[Stored rows start]

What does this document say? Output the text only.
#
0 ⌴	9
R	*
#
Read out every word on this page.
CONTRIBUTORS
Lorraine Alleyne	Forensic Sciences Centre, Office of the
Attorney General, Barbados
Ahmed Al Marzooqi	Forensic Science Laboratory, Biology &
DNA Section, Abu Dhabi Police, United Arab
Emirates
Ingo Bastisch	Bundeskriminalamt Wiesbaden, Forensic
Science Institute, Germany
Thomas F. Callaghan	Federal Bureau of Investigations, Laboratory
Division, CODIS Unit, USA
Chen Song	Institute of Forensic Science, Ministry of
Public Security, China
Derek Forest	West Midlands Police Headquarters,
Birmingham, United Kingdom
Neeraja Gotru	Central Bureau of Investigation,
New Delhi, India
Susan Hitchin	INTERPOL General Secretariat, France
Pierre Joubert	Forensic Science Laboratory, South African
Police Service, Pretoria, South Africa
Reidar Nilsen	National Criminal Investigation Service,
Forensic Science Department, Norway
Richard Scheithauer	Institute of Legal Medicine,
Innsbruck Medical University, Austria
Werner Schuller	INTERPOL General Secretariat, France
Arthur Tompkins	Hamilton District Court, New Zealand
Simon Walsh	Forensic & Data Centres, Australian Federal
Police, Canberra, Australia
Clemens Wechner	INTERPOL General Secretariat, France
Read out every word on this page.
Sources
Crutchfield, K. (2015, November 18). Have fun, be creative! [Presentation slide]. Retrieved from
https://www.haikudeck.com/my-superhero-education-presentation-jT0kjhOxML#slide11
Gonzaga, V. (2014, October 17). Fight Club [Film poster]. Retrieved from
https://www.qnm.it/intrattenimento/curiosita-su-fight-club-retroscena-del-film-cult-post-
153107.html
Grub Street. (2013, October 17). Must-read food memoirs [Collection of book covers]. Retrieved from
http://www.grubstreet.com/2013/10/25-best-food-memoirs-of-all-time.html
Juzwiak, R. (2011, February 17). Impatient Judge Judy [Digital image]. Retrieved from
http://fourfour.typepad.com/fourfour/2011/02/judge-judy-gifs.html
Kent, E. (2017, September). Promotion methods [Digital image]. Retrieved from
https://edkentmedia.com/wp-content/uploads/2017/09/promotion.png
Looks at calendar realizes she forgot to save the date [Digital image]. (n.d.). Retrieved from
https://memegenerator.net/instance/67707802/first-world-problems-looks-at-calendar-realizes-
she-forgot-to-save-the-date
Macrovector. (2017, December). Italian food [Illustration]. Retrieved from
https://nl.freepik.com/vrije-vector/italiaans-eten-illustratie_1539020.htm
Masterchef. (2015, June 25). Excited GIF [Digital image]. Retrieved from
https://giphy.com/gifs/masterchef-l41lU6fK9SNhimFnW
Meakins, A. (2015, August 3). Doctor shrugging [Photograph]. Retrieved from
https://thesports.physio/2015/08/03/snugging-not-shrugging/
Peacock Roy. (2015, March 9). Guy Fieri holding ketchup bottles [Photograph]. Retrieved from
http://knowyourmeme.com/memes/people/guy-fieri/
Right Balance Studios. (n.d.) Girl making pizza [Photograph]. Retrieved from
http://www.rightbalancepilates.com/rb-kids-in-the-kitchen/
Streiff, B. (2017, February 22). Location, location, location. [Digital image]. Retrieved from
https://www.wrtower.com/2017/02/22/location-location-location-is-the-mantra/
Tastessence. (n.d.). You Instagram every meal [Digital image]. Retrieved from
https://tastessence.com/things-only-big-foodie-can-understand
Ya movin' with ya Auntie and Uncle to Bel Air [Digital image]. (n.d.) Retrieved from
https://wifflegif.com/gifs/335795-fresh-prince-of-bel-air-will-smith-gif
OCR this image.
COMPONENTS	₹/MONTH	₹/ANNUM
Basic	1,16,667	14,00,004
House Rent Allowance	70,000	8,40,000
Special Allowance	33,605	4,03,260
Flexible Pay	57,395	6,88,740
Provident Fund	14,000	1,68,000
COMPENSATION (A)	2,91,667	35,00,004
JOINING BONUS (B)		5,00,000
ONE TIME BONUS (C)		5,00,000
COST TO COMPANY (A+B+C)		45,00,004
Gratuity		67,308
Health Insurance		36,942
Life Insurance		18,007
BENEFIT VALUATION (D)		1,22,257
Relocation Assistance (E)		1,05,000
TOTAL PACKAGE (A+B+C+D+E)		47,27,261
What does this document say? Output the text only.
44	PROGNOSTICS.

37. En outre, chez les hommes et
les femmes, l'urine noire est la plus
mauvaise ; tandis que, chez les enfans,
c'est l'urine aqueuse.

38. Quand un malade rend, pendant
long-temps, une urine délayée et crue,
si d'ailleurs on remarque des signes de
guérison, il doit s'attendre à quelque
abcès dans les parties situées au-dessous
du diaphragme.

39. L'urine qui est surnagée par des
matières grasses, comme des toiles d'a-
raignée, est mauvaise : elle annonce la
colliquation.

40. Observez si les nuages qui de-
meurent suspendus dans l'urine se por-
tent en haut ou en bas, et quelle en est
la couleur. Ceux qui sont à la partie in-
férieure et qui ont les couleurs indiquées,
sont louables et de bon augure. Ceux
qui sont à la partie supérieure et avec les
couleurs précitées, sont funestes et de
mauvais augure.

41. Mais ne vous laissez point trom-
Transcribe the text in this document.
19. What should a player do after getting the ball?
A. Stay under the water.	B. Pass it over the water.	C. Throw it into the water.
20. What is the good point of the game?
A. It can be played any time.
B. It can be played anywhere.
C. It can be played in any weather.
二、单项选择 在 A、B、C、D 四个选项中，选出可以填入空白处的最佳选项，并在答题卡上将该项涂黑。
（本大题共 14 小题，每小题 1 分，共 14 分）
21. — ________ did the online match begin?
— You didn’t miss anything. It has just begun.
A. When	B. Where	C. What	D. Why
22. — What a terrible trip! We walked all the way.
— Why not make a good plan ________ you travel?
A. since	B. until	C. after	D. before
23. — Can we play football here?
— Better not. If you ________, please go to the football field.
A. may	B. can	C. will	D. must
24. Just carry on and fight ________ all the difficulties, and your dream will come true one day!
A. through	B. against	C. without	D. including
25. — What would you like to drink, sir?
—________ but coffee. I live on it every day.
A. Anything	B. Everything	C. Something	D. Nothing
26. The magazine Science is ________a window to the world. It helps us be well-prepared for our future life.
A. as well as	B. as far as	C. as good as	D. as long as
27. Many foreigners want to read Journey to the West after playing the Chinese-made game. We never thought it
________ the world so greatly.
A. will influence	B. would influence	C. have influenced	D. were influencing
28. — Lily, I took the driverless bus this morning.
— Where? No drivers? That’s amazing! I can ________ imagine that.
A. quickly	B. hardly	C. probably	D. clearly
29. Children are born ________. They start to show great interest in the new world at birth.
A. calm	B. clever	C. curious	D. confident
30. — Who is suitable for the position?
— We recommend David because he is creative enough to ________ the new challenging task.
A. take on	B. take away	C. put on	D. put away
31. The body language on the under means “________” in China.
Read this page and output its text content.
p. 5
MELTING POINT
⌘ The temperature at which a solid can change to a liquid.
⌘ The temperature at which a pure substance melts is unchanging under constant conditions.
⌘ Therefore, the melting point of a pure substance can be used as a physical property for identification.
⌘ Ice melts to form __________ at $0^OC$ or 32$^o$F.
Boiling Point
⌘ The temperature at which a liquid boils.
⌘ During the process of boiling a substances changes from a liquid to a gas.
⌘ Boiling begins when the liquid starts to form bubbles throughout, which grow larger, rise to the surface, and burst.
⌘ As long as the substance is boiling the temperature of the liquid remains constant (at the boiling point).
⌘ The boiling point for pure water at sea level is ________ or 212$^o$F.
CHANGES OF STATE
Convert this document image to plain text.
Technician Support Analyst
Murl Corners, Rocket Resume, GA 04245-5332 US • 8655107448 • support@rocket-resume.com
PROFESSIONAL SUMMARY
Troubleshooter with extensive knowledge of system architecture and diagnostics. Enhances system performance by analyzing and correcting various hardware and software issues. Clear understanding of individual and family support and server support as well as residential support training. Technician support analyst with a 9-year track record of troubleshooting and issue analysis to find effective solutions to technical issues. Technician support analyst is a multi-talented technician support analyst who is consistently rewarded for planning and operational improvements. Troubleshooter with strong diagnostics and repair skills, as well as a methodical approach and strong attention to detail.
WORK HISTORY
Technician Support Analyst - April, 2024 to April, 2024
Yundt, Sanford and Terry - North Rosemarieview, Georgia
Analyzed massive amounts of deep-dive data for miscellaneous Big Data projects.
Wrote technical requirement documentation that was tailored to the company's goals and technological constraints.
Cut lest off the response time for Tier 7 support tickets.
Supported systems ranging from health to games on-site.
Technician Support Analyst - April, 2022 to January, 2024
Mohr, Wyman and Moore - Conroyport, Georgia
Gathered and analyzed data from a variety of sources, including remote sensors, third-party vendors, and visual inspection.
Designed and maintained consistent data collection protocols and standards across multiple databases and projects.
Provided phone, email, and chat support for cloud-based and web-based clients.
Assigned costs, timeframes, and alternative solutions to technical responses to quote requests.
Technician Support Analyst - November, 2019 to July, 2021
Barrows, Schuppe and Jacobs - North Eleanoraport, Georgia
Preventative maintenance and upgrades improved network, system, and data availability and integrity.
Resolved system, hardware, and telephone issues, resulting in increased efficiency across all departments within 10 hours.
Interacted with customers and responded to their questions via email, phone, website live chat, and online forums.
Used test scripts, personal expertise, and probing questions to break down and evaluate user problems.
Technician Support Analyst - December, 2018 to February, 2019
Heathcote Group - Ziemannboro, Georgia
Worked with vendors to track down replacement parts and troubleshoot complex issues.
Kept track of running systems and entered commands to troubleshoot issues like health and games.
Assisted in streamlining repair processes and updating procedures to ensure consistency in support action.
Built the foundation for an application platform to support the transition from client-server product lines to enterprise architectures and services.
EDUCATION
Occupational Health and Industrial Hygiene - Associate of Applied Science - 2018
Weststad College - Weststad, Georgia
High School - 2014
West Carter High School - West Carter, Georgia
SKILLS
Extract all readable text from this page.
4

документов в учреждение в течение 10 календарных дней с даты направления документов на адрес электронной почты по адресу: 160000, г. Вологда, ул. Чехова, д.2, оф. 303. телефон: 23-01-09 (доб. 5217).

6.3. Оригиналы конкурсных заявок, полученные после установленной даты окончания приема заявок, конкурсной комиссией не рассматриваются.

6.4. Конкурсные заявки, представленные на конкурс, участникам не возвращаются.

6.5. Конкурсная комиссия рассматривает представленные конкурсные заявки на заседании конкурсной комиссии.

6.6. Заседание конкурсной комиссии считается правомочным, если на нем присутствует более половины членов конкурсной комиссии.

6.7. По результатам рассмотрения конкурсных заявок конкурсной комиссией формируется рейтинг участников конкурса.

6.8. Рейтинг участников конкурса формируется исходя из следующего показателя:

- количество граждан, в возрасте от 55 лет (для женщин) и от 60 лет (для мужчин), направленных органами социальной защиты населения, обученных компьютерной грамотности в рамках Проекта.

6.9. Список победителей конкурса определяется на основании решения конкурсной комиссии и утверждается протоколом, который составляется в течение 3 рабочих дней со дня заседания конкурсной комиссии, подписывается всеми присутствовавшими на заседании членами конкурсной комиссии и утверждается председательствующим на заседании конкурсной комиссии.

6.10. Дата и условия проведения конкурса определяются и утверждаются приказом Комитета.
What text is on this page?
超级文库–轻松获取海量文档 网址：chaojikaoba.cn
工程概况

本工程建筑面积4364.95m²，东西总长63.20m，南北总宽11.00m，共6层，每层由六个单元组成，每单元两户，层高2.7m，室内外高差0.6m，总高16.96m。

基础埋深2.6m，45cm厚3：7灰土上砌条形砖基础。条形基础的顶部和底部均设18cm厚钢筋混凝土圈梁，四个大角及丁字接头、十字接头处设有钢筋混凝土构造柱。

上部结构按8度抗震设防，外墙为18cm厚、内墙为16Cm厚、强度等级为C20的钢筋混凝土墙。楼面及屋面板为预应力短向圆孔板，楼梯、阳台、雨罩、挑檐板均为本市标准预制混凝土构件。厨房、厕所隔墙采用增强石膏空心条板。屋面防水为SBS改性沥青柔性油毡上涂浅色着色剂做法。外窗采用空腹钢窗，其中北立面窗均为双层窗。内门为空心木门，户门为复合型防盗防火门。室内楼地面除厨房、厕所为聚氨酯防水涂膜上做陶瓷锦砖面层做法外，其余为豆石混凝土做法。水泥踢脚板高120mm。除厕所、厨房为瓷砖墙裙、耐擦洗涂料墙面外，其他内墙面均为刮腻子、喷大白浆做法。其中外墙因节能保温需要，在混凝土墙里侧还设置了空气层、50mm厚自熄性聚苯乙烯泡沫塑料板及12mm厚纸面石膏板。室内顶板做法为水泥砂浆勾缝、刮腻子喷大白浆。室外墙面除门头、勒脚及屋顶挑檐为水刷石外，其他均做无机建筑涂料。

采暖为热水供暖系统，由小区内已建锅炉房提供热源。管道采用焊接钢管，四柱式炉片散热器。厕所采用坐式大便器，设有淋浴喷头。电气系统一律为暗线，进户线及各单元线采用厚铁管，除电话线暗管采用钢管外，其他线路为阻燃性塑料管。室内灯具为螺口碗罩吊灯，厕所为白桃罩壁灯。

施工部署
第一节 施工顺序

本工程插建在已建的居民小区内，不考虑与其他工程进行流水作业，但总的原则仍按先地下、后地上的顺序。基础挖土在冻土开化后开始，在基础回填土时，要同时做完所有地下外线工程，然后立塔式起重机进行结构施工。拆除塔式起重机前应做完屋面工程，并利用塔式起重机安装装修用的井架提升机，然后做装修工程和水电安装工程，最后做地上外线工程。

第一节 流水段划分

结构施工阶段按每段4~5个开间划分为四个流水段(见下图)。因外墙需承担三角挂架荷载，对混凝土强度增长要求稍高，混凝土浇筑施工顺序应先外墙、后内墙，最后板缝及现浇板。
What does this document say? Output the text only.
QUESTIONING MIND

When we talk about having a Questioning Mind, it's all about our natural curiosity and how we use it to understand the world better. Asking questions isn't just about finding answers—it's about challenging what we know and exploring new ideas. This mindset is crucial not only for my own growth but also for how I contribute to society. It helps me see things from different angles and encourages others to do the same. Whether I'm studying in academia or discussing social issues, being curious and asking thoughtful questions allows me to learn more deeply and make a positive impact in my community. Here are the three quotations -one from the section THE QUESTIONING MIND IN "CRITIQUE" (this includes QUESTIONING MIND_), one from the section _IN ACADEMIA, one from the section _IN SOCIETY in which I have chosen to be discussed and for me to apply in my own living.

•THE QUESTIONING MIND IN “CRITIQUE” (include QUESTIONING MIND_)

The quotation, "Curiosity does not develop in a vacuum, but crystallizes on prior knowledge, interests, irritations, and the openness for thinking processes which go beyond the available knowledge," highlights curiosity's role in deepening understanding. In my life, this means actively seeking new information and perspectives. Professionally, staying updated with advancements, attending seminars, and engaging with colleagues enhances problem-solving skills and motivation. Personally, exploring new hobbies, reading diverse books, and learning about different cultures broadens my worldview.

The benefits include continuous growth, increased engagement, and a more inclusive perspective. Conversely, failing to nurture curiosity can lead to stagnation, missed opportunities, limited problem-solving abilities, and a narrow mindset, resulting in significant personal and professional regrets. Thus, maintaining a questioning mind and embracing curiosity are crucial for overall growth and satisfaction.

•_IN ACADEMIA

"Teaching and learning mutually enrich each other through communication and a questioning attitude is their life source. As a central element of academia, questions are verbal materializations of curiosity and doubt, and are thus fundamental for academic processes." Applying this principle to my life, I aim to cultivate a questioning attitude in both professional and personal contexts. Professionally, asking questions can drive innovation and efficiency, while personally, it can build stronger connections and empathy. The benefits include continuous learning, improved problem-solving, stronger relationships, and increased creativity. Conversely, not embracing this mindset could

[Stored rows end]

What to work on =
Where a line holds the string "Allowance", copy that line.

Result below =
House Rent Allowance	70,000	8,40,000
Special Allowance	33,605	4,03,260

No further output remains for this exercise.